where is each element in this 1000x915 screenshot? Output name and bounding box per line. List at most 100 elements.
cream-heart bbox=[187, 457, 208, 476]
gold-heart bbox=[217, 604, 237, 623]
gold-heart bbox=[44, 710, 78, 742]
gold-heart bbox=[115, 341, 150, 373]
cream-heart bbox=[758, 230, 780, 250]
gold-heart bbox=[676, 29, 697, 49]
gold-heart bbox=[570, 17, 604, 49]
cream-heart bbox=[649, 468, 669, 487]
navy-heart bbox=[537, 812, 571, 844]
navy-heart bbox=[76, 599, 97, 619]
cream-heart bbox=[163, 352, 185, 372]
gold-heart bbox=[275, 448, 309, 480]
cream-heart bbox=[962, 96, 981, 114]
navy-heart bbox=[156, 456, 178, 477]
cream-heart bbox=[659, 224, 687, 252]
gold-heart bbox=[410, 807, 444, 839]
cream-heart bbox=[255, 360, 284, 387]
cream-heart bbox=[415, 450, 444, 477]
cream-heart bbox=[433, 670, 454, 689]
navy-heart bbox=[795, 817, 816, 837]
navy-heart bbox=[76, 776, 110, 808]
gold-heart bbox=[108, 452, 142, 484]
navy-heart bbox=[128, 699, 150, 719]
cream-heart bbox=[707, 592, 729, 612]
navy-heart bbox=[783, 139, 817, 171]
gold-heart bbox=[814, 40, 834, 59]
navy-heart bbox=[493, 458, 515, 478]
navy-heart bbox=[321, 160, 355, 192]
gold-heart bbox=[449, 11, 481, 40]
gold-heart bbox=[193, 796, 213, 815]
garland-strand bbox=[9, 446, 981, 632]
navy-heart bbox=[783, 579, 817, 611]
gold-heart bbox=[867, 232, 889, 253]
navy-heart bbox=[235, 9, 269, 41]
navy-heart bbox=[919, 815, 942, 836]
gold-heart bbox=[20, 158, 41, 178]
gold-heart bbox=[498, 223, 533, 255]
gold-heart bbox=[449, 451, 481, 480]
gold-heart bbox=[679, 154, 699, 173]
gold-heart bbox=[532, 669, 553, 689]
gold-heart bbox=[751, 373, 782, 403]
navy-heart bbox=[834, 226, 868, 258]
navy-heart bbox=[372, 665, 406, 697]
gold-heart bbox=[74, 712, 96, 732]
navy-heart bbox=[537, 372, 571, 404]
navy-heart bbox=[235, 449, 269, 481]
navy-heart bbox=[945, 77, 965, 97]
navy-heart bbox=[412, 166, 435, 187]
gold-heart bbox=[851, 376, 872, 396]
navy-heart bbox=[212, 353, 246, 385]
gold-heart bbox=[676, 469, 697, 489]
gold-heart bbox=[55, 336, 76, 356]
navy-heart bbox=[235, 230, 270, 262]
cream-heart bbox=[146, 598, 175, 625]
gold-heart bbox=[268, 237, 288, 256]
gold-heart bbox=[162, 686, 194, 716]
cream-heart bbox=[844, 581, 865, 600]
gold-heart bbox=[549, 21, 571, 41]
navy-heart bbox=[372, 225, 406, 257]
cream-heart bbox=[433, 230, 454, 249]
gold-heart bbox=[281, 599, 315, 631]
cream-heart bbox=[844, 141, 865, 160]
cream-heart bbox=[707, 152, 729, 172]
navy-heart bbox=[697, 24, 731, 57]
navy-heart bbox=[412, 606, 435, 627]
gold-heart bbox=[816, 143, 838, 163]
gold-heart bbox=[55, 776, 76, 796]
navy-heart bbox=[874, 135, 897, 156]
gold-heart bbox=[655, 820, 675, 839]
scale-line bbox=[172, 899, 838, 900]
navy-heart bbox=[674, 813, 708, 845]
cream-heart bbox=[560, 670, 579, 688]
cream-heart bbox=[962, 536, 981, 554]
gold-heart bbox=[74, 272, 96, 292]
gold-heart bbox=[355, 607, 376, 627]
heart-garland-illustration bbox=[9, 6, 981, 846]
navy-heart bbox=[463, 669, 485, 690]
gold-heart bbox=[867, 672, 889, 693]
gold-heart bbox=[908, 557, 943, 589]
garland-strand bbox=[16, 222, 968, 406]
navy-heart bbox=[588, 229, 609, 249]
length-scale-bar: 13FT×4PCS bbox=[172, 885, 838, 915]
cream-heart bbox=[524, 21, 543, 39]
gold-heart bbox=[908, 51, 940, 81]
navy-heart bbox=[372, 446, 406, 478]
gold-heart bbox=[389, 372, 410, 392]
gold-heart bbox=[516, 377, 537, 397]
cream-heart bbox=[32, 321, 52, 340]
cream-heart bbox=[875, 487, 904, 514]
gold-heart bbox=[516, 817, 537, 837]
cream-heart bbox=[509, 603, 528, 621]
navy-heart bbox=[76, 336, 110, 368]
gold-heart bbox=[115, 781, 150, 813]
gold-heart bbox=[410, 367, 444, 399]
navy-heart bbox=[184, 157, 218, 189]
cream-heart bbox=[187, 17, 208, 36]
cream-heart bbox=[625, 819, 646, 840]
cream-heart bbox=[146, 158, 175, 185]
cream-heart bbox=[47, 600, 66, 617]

--------------------------------------------------

■ **Work to be completed**: Please copy the rows from the start through the line with "cream-heart bbox=[433, 670, 454, 689]", swapping "screenshot" for "capture" and leaving everything else unchanged.

■ **Result of this task**:
where is each element in this 1000x915 capture? Output name and bounding box per line. List at most 100 elements.
cream-heart bbox=[187, 457, 208, 476]
gold-heart bbox=[217, 604, 237, 623]
gold-heart bbox=[44, 710, 78, 742]
gold-heart bbox=[115, 341, 150, 373]
cream-heart bbox=[758, 230, 780, 250]
gold-heart bbox=[676, 29, 697, 49]
gold-heart bbox=[570, 17, 604, 49]
cream-heart bbox=[649, 468, 669, 487]
navy-heart bbox=[537, 812, 571, 844]
navy-heart bbox=[76, 599, 97, 619]
cream-heart bbox=[163, 352, 185, 372]
gold-heart bbox=[275, 448, 309, 480]
cream-heart bbox=[962, 96, 981, 114]
navy-heart bbox=[156, 456, 178, 477]
cream-heart bbox=[659, 224, 687, 252]
gold-heart bbox=[410, 807, 444, 839]
cream-heart bbox=[255, 360, 284, 387]
cream-heart bbox=[415, 450, 444, 477]
cream-heart bbox=[433, 670, 454, 689]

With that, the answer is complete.